* TEXTE EXTRAIT:
····················

Jusqu’à l’antiquité des statues grecques, qui ont été sommées par des antiracistes de se dévêtir de leur blancheur, leur blanchitude dominatrice et oppressive ! Alors, ô ironie, que les Historiens d’art savent qu’elles étaient peintes et que seul le temps les a lavées.
Christophe Colomb lui-même voit ses statues menacées, abattues ; par exemple à Saint-Paul, Minnesota, cette fois par des défenseurs de l’American Indian Movement, mais aussi à Richmond, à Boston, où le fauteur de troubles a été décapité. Ce au motif - ou prétexte - qu’il aurait amené avec et après lui l’oppression occidentale, les génocides d’Indiens caraïbes et l’esclavage. Certes. Mais ce serait céder au mythe du bon sauvage que de croire que les indigènes américains auraient été indemnes de toute vocation oppressive, violente et guerrière. Rappelons-nous que les Aztèques étaient un peuple, non seulement esclavagiste, mais nanti d’une religion qui pratiquait allègrement les sacrifices humains. Faut-il alors effacer de la mémoire les pyramides et les statues, aztèques et mayas…
Dans le sillage de la statuaire, ce sont des film-cultes, comme Autant en emporte le vent, qui sont déprogrammés. Que l’image des Noirs et de l’esclavage y soit pour le moins sujette à caution, soit. Mais que ne laisse-t-on vivre ces témoignages d’une époque en les accompagnent de lectures critiques nuancés… Plus grotesque encore, Le Metropolitain Opera fut interpellé pour la diffusion d'une Aïda de Verdi accusée de « blackface » : lors de cette production de 2018, la soprano russe Anna Netrebko interprétait la princesse éthiopienne le visage et le corps grimés de manière à rendre sa peau plus foncée. S’il est vrai que le coup de cirage est aussi ridicule qu’inutile, la susceptibilité des censeurs touche au plus pitoyable !

····················

* DONNÉES FOURNIES:
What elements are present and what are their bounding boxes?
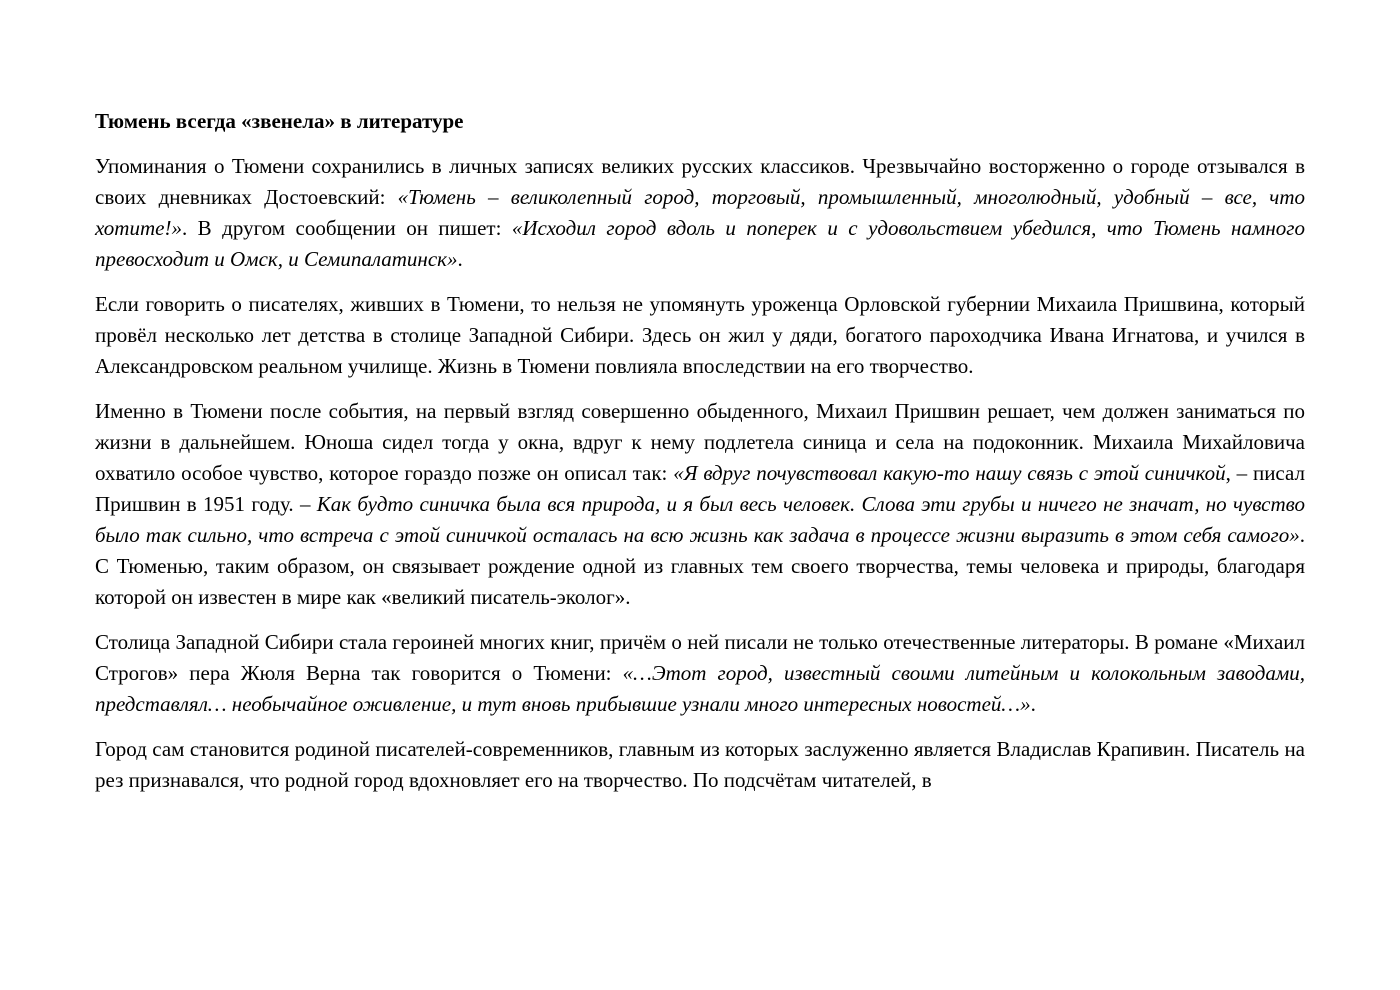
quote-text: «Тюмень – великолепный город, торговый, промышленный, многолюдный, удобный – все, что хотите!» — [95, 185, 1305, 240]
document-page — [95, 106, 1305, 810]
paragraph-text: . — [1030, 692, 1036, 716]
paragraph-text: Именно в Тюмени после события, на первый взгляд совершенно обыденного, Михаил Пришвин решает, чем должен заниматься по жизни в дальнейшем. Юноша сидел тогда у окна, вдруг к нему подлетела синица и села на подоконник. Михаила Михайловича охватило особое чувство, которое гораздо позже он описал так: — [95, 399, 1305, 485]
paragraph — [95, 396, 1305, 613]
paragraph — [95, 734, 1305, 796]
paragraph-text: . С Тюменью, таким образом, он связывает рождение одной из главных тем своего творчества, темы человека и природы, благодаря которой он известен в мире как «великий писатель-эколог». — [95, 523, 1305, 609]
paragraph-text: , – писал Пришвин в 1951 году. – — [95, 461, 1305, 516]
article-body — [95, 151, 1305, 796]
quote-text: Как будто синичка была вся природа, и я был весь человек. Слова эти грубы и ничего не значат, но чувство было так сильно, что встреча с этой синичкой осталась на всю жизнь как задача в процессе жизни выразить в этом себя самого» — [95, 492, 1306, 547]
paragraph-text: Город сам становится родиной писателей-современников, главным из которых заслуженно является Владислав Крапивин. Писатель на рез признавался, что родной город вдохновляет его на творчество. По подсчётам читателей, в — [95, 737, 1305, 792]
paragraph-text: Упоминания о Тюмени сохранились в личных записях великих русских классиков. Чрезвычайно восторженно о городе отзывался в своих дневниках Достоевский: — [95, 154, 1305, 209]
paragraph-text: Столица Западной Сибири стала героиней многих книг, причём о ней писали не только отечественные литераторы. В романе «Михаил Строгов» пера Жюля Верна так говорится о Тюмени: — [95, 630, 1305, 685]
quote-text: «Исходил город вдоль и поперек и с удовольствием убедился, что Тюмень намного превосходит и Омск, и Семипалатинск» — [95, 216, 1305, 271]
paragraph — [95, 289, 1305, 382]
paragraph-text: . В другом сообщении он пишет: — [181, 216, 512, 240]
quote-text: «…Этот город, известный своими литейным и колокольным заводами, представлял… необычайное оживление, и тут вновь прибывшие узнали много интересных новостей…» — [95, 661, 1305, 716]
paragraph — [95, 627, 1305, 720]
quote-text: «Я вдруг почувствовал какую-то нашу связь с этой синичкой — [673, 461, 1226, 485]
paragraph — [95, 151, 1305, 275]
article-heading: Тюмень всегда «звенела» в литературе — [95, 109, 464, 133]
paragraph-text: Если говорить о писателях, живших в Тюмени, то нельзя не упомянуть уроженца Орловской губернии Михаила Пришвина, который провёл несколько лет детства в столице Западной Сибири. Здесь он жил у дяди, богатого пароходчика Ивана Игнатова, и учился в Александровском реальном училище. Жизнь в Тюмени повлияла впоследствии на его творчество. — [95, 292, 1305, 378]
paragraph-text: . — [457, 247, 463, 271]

····················

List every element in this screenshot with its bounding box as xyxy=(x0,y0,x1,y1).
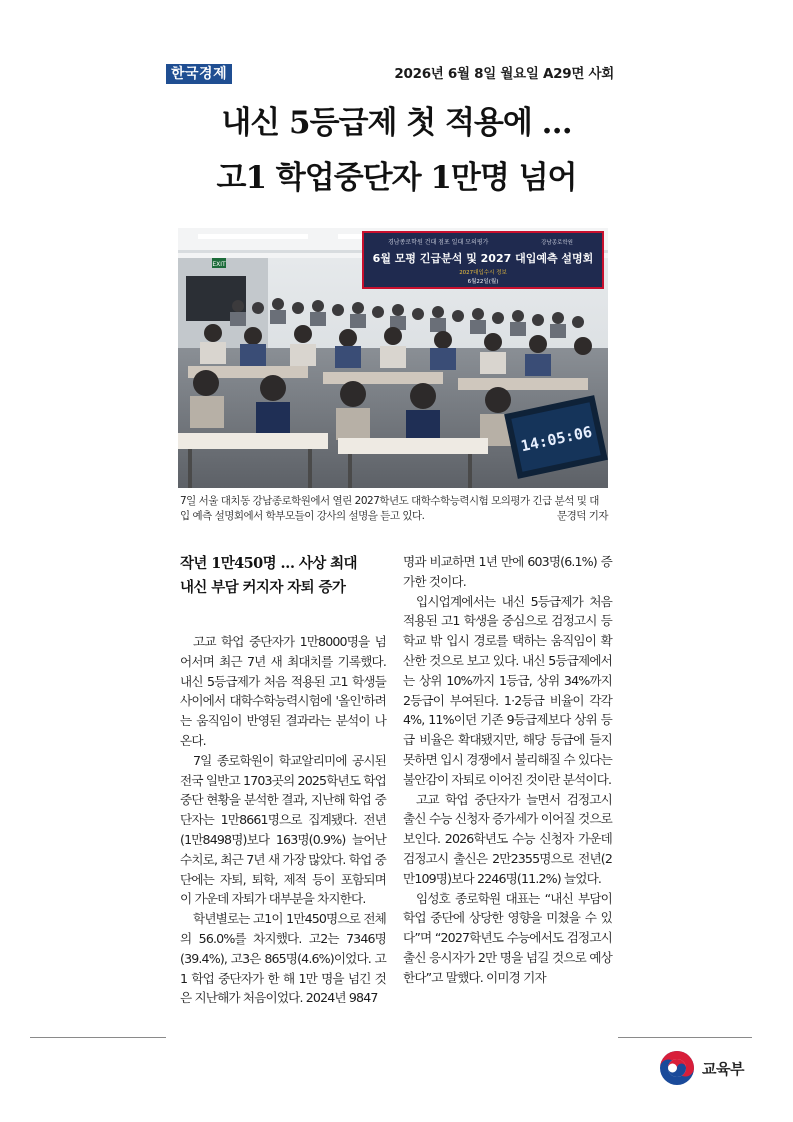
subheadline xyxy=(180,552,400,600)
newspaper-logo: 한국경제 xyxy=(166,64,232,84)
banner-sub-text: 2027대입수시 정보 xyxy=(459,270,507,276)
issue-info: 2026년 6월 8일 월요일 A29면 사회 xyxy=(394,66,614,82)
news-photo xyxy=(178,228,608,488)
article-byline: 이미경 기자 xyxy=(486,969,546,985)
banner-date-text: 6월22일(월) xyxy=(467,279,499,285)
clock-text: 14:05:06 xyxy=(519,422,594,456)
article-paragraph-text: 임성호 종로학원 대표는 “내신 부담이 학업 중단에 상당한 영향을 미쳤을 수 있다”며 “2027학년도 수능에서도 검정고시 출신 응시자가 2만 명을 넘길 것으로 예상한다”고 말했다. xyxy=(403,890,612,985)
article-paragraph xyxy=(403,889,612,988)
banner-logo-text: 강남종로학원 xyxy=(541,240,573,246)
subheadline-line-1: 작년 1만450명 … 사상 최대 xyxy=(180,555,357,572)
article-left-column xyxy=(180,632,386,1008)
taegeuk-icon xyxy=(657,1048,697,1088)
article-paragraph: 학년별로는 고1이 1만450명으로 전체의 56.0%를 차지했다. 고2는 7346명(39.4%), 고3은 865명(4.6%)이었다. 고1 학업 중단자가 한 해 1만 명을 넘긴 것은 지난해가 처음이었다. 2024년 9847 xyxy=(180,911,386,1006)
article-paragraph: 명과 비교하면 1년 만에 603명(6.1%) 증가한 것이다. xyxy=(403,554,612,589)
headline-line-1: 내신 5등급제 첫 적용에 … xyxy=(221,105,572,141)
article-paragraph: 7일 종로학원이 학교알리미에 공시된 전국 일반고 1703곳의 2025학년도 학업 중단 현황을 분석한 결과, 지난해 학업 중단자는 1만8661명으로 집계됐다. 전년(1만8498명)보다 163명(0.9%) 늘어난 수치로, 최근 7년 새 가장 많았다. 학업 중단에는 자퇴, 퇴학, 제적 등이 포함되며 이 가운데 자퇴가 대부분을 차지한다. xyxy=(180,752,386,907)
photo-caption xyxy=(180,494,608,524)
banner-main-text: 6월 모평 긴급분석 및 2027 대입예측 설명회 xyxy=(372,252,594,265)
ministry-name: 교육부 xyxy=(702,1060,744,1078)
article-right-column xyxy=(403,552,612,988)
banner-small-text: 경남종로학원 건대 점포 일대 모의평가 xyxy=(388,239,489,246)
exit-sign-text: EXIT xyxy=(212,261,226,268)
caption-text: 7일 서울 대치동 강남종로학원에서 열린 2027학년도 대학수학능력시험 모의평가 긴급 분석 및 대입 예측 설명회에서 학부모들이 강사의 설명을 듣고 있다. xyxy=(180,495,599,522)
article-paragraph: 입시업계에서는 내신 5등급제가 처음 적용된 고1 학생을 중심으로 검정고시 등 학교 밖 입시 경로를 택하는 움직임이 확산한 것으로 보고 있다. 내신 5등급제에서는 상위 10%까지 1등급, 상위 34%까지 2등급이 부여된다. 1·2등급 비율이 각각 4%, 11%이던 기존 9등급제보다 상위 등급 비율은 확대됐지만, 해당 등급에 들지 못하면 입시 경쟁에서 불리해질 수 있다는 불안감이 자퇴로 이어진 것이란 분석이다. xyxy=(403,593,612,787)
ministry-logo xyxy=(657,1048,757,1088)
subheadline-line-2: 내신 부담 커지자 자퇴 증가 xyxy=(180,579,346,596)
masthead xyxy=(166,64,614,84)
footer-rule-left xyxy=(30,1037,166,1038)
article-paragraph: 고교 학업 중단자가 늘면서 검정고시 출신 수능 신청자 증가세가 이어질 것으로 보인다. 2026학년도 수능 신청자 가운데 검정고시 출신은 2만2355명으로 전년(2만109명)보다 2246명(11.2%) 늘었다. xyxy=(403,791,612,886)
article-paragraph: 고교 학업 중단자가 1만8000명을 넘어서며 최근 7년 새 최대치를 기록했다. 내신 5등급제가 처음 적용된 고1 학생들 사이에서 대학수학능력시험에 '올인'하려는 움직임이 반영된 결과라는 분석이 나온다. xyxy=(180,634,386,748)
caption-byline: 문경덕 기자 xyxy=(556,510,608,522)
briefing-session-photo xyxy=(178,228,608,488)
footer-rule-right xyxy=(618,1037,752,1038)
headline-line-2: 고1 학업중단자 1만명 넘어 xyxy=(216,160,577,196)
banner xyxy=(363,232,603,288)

····················

* EXERCICES:
- A) Recopiez le passage du texte extrait depuis « Jusqu’à l’antiquité des » jusqu'à « les a lavées. » inclus.
- B) D'après le texte extrait, quel rôle la soprano Anna Netrebko interprétait-elle dans la production d'Aïda de 2018 ?

* CORRIGÉ:
- A)
Jusqu’à l’antiquité des statues grecques, qui ont été sommées par des antiracistes de se dévêtir de leur blancheur, leur blanchitude dominatrice et oppressive ! Alors, ô ironie, que les Historiens d’art savent qu’elles étaient peintes et que seul le temps les a lavées.

- B) Elle interprétait la princesse éthiopienne.